Can you write out all the lines word for word, with no pictures?

DATA ROWS:
◆ ◆ ◆ ◆ ◆
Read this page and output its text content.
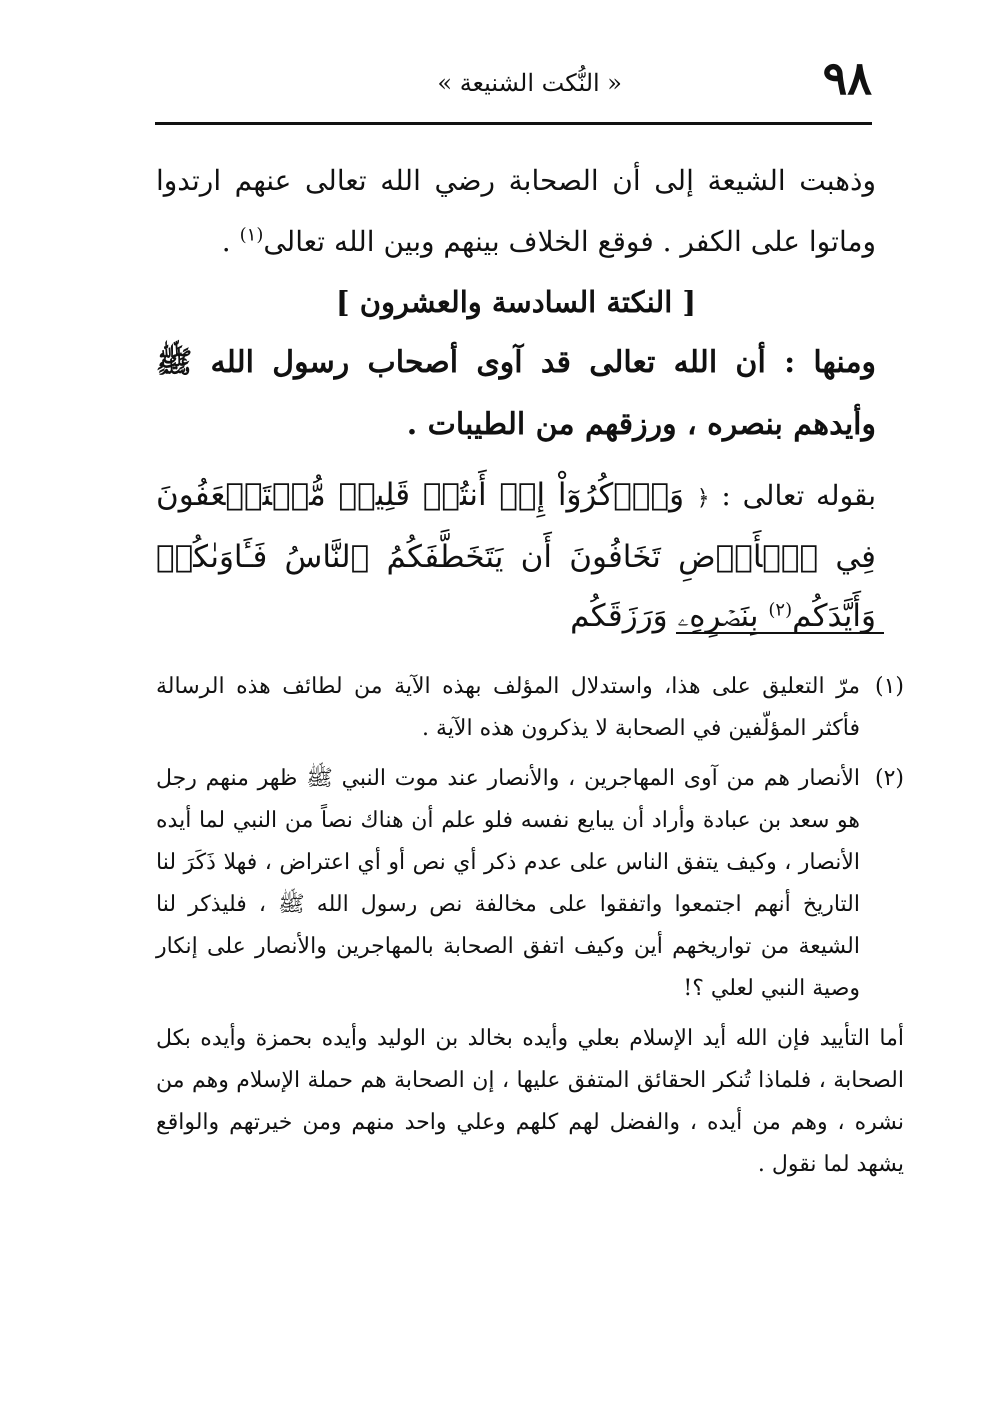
٩٨
« النُّكت الشنيعة »

وذهبت الشيعة إلى أن الصحابة رضي الله تعالى عنهم ارتدوا وماتوا على الكفر . فوقع الخلاف بينهم وبين الله تعالى$^{(١)}$ .

[ النكتة السادسة والعشرون ]

ومنها : أن الله تعالى قد آوى أصحاب رسول الله ﷺ وأيدهم بنصره ، ورزقهم من الطيبات .

بقوله تعالى : ﴿ وَٱذۡكُرُوٓاْ إِذۡ أَنتُمۡ قَلِيلٞ مُّسۡتَضۡعَفُونَ فِي ٱلۡأَرۡضِ تَخَافُونَ أَن يَتَخَطَّفَكُمُ ٱلنَّاسُ فَـَٔاوَىٰكُمۡ وَأَيَّدَكُم$^{(٢)}$ بِنَصۡرِهِۦ وَرَزَقَكُم

(١)
مرّ التعليق على هذا، واستدلال المؤلف بهذه الآية من لطائف هذه الرسالة فأكثر المؤلّفين في الصحابة لا يذكرون هذه الآية .

(٢)
الأنصار هم من آوى المهاجرين ، والأنصار عند موت النبي ﷺ ظهر منهم رجل هو سعد بن عبادة وأراد أن يبايع نفسه فلو علم أن هناك نصاً من النبي لما أيده الأنصار ، وكيف يتفق الناس على عدم ذكر أي نص أو أي اعتراض ، فهلا ذَكَرَ لنا التاريخ أنهم اجتمعوا واتفقوا على مخالفة نص رسول الله ﷺ ، فليذكر لنا الشيعة من تواريخهم أين وكيف اتفق الصحابة بالمهاجرين والأنصار على إنكار وصية النبي لعلي ؟!

أما التأييد فإن الله أيد الإسلام بعلي وأيده بخالد بن الوليد وأيده بحمزة وأيده بكل الصحابة ، فلماذا تُنكر الحقائق المتفق عليها ، إن الصحابة هم حملة الإسلام وهم من نشره ، وهم من أيده ، والفضل لهم كلهم وعلي واحد منهم ومن خيرتهم والواقع يشهد لما نقول .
◆ ◆ ◆ ◆ ◆
RESPONSE FOR THIS EXERCISE:
Read this page and output its text content.
٩٨
« النُّكت الشنيعة »

وذهبت الشيعة إلى أن الصحابة رضي الله تعالى عنهم ارتدوا وماتوا على الكفر . فوقع الخلاف بينهم وبين الله تعالى$^{(١)}$ .

[ النكتة السادسة والعشرون ]

ومنها : أن الله تعالى قد آوى أصحاب رسول الله ﷺ وأيدهم بنصره ، ورزقهم من الطيبات .

بقوله تعالى : ﴿ وَٱذۡكُرُوٓاْ إِذۡ أَنتُمۡ قَلِيلٞ مُّسۡتَضۡعَفُونَ فِي ٱلۡأَرۡضِ تَخَافُونَ أَن يَتَخَطَّفَكُمُ ٱلنَّاسُ فَـَٔاوَىٰكُمۡ وَأَيَّدَكُم$^{(٢)}$ بِنَصۡرِهِۦ وَرَزَقَكُم

(١)
مرّ التعليق على هذا، واستدلال المؤلف بهذه الآية من لطائف هذه الرسالة فأكثر المؤلّفين في الصحابة لا يذكرون هذه الآية .

(٢)
الأنصار هم من آوى المهاجرين ، والأنصار عند موت النبي ﷺ ظهر منهم رجل هو سعد بن عبادة وأراد أن يبايع نفسه فلو علم أن هناك نصاً من النبي لما أيده الأنصار ، وكيف يتفق الناس على عدم ذكر أي نص أو أي اعتراض ، فهلا ذَكَرَ لنا التاريخ أنهم اجتمعوا واتفقوا على مخالفة نص رسول الله ﷺ ، فليذكر لنا الشيعة من تواريخهم أين وكيف اتفق الصحابة بالمهاجرين والأنصار على إنكار وصية النبي لعلي ؟!

أما التأييد فإن الله أيد الإسلام بعلي وأيده بخالد بن الوليد وأيده بحمزة وأيده بكل الصحابة ، فلماذا تُنكر الحقائق المتفق عليها ، إن الصحابة هم حملة الإسلام وهم من نشره ، وهم من أيده ، والفضل لهم كلهم وعلي واحد منهم ومن خيرتهم والواقع يشهد لما نقول .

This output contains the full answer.